**DATA PROVIDED**

>>>

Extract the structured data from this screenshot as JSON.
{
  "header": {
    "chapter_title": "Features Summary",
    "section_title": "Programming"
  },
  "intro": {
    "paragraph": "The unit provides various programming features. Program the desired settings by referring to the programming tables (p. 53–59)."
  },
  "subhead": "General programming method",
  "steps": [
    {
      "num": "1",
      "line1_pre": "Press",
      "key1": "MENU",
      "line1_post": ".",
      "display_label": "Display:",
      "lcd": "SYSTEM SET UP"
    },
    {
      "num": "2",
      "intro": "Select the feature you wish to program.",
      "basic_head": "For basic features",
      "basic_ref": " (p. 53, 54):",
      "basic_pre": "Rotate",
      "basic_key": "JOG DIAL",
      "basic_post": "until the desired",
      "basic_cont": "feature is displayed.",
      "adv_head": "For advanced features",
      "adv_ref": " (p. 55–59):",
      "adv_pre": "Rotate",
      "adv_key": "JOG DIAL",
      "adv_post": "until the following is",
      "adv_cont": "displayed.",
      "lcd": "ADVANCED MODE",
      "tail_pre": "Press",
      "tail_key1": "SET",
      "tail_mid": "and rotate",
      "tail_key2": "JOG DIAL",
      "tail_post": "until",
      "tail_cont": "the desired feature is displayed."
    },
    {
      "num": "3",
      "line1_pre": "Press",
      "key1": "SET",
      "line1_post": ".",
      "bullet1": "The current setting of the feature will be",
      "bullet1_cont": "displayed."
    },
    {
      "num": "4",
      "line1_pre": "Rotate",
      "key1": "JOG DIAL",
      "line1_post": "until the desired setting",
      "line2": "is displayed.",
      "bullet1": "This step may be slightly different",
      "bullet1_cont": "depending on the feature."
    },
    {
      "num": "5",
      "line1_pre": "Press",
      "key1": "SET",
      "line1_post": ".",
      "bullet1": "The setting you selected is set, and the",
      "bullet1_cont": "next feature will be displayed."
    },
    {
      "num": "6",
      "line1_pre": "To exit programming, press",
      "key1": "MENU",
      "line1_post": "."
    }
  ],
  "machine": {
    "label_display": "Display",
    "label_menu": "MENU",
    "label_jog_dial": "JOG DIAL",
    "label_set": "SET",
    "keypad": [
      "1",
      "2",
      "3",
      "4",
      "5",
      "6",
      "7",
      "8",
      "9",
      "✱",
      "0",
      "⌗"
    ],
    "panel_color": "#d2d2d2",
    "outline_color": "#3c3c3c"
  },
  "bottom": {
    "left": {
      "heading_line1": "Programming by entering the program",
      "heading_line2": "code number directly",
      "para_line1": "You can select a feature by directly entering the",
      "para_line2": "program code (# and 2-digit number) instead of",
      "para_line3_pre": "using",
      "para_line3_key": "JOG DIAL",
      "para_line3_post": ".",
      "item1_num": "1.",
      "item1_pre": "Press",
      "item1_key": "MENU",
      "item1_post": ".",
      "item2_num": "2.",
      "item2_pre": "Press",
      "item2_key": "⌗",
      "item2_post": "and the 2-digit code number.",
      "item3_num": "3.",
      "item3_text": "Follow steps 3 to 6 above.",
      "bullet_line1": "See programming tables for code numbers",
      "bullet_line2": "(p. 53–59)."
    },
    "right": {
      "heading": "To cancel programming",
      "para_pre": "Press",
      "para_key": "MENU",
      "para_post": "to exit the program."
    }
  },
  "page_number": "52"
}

<<<

**SHORT EXERCISE**
Print the material once more, exactly.

**TASK RESULT**
Extract the structured data from this screenshot as JSON.
{
  "header": {
    "chapter_title": "Features Summary",
    "section_title": "Programming"
  },
  "intro": {
    "paragraph": "The unit provides various programming features. Program the desired settings by referring to the programming tables (p. 53–59)."
  },
  "subhead": "General programming method",
  "steps": [
    {
      "num": "1",
      "line1_pre": "Press",
      "key1": "MENU",
      "line1_post": ".",
      "display_label": "Display:",
      "lcd": "SYSTEM SET UP"
    },
    {
      "num": "2",
      "intro": "Select the feature you wish to program.",
      "basic_head": "For basic features",
      "basic_ref": " (p. 53, 54):",
      "basic_pre": "Rotate",
      "basic_key": "JOG DIAL",
      "basic_post": "until the desired",
      "basic_cont": "feature is displayed.",
      "adv_head": "For advanced features",
      "adv_ref": " (p. 55–59):",
      "adv_pre": "Rotate",
      "adv_key": "JOG DIAL",
      "adv_post": "until the following is",
      "adv_cont": "displayed.",
      "lcd": "ADVANCED MODE",
      "tail_pre": "Press",
      "tail_key1": "SET",
      "tail_mid": "and rotate",
      "tail_key2": "JOG DIAL",
      "tail_post": "until",
      "tail_cont": "the desired feature is displayed."
    },
    {
      "num": "3",
      "line1_pre": "Press",
      "key1": "SET",
      "line1_post": ".",
      "bullet1": "The current setting of the feature will be",
      "bullet1_cont": "displayed."
    },
    {
      "num": "4",
      "line1_pre": "Rotate",
      "key1": "JOG DIAL",
      "line1_post": "until the desired setting",
      "line2": "is displayed.",
      "bullet1": "This step may be slightly different",
      "bullet1_cont": "depending on the feature."
    },
    {
      "num": "5",
      "line1_pre": "Press",
      "key1": "SET",
      "line1_post": ".",
      "bullet1": "The setting you selected is set, and the",
      "bullet1_cont": "next feature will be displayed."
    },
    {
      "num": "6",
      "line1_pre": "To exit programming, press",
      "key1": "MENU",
      "line1_post": "."
    }
  ],
  "machine": {
    "label_display": "Display",
    "label_menu": "MENU",
    "label_jog_dial": "JOG DIAL",
    "label_set": "SET",
    "keypad": [
      "1",
      "2",
      "3",
      "4",
      "5",
      "6",
      "7",
      "8",
      "9",
      "✱",
      "0",
      "⌗"
    ],
    "panel_color": "#d2d2d2",
    "outline_color": "#3c3c3c"
  },
  "bottom": {
    "left": {
      "heading_line1": "Programming by entering the program",
      "heading_line2": "code number directly",
      "para_line1": "You can select a feature by directly entering the",
      "para_line2": "program code (# and 2-digit number) instead of",
      "para_line3_pre": "using",
      "para_line3_key": "JOG DIAL",
      "para_line3_post": ".",
      "item1_num": "1.",
      "item1_pre": "Press",
      "item1_key": "MENU",
      "item1_post": ".",
      "item2_num": "2.",
      "item2_pre": "Press",
      "item2_key": "⌗",
      "item2_post": "and the 2-digit code number.",
      "item3_num": "3.",
      "item3_text": "Follow steps 3 to 6 above.",
      "bullet_line1": "See programming tables for code numbers",
      "bullet_line2": "(p. 53–59)."
    },
    "right": {
      "heading": "To cancel programming",
      "para_pre": "Press",
      "para_key": "MENU",
      "para_post": "to exit the program."
    }
  },
  "page_number": "52"
}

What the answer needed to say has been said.